→ **Your instructions**: Identify and reproduce every line holding the string "Министерства".

(Stored items)
╭──
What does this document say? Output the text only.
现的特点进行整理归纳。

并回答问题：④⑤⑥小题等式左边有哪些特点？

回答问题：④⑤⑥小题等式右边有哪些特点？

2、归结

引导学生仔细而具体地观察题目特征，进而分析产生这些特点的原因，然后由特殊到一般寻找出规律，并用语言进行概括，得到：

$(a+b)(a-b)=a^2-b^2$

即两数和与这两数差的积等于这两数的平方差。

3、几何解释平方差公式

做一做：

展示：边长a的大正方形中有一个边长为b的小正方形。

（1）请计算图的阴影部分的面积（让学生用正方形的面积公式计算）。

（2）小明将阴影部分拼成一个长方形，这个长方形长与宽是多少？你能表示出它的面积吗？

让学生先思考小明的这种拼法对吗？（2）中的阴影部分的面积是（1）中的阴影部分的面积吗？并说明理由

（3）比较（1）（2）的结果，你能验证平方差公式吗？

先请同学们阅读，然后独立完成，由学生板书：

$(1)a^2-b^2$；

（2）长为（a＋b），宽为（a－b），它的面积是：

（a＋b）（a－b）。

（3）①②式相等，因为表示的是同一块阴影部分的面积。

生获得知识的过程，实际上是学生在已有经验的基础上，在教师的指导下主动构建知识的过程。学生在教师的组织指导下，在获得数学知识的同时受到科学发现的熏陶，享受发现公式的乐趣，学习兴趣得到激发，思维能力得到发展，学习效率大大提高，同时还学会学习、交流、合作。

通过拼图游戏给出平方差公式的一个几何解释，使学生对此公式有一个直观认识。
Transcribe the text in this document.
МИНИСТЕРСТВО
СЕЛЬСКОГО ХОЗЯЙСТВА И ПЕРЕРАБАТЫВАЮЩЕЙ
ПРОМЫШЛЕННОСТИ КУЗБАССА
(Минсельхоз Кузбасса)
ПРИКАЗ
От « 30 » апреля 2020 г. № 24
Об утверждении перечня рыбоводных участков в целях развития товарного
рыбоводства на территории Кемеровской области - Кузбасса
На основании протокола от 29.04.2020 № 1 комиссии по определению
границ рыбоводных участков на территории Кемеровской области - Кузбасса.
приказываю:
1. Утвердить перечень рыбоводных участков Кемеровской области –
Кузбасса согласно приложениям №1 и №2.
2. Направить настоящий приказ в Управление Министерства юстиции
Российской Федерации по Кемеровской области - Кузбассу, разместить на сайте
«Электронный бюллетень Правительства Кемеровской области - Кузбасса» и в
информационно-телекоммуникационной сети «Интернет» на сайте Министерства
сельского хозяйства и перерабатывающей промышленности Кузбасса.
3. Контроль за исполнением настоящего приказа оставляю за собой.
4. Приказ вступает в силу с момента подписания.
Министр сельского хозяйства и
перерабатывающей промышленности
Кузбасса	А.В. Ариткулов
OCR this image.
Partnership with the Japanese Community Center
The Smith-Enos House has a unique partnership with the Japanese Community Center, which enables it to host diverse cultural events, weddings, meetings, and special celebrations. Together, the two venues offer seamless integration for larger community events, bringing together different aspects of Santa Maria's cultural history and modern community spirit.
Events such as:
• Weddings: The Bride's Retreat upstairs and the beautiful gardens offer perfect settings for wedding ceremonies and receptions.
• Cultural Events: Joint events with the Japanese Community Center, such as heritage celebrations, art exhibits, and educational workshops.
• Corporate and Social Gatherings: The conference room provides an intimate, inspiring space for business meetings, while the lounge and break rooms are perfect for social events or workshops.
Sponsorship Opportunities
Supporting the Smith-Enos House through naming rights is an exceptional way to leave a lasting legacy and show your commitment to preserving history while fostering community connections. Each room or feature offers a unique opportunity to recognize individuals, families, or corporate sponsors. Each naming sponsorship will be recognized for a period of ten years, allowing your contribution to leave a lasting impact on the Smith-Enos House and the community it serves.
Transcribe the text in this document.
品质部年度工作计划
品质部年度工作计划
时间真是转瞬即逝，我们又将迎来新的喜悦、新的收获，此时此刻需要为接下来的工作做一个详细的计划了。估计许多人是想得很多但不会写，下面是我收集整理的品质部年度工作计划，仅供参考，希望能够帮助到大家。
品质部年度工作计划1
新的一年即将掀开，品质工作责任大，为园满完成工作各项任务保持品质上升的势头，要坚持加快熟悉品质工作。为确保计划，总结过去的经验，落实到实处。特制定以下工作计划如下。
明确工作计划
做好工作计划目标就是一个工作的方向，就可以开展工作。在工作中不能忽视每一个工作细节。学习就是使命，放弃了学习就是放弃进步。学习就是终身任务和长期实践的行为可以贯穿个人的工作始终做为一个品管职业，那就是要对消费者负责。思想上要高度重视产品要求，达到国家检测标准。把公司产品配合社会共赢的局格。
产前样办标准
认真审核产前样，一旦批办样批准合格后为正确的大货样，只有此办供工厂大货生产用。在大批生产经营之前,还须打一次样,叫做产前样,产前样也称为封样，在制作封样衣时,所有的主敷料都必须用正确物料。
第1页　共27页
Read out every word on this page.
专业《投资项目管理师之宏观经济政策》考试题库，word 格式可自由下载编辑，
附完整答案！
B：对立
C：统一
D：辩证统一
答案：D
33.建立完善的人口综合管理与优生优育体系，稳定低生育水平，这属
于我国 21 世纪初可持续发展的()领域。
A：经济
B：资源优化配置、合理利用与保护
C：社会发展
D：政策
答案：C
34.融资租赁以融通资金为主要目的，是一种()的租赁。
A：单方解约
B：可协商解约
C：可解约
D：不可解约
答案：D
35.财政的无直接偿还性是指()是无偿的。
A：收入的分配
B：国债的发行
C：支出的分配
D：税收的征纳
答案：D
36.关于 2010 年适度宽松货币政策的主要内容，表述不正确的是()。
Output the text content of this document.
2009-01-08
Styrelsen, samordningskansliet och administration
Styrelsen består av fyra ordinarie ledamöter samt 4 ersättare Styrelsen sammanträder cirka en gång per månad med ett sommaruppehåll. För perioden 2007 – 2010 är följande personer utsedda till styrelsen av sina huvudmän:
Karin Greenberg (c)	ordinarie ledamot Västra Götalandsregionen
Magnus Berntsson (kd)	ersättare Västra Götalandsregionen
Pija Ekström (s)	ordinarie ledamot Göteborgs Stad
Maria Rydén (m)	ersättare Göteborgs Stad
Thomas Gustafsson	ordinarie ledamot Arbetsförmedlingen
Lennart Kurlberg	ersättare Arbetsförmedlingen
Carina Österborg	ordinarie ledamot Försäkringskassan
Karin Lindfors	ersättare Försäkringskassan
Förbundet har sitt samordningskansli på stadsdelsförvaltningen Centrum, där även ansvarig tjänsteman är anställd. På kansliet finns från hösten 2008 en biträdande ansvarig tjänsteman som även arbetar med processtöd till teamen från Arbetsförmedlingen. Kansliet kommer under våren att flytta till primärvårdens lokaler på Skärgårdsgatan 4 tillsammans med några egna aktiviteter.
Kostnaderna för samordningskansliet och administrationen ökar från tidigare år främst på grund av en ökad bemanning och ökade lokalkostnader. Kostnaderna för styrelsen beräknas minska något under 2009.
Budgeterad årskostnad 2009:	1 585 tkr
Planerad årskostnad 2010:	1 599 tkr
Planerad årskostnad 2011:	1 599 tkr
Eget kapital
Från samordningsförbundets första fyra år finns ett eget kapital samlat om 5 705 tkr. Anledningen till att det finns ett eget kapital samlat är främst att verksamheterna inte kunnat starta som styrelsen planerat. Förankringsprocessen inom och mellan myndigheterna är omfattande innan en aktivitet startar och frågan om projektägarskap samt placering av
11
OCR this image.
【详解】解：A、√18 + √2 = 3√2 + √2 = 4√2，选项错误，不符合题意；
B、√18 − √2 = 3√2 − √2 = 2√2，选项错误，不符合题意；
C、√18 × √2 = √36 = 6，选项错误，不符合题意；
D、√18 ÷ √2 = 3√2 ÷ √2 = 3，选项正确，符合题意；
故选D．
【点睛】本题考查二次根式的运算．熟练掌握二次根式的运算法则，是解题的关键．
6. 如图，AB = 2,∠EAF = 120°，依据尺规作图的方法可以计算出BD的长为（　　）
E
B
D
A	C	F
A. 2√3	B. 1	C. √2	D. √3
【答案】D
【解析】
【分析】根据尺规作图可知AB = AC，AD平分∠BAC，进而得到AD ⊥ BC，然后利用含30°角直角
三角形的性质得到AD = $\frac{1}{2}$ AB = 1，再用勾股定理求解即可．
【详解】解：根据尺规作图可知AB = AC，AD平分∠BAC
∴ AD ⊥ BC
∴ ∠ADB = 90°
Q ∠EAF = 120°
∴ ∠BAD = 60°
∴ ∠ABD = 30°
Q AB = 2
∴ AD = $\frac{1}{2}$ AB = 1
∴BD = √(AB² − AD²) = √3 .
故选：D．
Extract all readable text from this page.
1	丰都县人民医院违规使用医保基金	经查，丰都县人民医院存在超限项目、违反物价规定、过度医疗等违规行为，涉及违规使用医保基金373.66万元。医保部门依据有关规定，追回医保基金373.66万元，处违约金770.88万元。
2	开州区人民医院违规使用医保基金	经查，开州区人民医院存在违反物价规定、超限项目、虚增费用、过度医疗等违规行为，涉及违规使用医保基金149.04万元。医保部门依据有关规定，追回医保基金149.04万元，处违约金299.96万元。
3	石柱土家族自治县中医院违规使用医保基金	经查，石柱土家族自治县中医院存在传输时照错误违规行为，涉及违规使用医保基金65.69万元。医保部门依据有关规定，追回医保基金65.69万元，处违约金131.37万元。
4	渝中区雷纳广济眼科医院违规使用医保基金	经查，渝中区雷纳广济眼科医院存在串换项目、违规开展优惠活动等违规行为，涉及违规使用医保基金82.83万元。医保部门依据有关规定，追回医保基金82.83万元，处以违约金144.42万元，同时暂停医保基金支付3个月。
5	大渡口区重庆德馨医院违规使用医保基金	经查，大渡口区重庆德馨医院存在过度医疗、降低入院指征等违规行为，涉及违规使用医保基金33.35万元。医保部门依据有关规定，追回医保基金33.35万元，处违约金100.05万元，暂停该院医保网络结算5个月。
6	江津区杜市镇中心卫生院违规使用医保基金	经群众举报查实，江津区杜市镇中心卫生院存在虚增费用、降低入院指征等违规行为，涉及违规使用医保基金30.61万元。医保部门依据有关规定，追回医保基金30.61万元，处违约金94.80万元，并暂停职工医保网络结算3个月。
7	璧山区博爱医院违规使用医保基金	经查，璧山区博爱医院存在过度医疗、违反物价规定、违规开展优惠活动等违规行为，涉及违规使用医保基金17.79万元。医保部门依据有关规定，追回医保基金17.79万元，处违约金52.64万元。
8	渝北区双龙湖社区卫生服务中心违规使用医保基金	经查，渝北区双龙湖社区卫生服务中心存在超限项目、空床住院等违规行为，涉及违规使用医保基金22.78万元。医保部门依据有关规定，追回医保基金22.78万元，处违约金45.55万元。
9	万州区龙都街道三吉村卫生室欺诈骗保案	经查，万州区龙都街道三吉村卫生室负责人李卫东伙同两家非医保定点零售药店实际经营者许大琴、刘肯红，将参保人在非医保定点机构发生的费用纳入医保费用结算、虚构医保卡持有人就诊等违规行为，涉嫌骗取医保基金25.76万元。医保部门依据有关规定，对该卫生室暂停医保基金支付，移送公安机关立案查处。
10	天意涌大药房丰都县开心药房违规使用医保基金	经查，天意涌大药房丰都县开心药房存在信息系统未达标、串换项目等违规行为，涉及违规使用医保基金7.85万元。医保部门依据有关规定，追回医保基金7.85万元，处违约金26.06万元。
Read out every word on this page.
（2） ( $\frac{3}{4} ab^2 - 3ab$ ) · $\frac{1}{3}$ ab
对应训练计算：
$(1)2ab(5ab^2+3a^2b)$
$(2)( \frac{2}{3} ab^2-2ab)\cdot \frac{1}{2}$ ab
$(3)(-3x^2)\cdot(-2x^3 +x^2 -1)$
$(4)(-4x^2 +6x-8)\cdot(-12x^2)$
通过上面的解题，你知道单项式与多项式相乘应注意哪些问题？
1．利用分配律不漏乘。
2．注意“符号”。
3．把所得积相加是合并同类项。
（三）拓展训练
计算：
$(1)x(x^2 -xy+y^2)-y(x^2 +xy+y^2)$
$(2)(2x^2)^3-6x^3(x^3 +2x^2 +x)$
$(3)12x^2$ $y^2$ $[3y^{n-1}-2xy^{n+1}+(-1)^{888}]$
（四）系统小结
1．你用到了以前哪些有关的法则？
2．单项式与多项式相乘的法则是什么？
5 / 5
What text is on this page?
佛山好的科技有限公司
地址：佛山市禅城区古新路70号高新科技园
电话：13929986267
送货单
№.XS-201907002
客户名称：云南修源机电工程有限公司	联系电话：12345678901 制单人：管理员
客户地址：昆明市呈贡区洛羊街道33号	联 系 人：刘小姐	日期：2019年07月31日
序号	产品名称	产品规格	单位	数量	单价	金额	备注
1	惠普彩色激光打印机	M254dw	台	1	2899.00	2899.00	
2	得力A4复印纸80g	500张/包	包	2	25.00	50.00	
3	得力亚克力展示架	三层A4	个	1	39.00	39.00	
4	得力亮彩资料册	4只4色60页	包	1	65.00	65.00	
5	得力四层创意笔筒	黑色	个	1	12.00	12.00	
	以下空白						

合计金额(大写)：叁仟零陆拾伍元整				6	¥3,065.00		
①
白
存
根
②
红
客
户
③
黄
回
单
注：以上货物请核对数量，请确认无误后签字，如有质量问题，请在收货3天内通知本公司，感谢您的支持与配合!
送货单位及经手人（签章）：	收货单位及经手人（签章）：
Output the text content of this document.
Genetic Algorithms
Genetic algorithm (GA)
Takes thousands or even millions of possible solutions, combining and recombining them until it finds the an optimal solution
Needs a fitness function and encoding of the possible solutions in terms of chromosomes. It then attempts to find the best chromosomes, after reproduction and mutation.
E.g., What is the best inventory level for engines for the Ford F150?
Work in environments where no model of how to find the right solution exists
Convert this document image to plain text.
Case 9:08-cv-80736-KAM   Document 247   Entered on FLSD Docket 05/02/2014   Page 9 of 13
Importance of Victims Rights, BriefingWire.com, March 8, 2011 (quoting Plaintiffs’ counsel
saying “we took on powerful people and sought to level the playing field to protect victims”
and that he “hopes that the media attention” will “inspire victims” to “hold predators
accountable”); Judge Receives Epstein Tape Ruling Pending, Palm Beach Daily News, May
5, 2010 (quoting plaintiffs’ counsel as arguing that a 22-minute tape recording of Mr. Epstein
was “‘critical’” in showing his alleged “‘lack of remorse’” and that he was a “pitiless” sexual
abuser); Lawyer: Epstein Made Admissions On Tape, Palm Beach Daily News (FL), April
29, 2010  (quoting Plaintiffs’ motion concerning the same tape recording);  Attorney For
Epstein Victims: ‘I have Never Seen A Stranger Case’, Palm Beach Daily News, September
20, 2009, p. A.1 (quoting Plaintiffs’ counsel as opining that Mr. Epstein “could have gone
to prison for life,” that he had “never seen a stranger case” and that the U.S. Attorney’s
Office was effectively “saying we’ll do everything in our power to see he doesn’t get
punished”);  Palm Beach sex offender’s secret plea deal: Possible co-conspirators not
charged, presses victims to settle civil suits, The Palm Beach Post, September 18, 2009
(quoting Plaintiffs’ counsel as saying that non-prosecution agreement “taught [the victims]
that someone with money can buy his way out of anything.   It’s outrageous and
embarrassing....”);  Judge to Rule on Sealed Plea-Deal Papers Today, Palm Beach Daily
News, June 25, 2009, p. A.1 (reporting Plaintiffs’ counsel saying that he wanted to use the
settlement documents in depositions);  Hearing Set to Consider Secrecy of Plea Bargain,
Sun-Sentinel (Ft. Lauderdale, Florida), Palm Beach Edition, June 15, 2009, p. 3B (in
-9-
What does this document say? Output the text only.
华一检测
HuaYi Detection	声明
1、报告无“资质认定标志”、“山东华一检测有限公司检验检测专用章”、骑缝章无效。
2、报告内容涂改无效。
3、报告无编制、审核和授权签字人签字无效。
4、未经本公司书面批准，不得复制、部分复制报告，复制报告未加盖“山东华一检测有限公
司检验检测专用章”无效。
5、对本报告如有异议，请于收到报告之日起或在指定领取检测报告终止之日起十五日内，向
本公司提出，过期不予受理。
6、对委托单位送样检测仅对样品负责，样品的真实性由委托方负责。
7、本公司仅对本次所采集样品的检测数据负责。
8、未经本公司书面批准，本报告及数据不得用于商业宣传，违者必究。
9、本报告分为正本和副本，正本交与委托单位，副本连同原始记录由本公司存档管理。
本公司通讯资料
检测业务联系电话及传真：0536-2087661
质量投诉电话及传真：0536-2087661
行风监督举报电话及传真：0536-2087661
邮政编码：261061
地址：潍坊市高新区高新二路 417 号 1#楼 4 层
╰──
→ **Output**:
2. Направить настоящий приказ в Управление Министерства юстиции
информационно-телекоммуникационной сети «Интернет» на сайте Министерства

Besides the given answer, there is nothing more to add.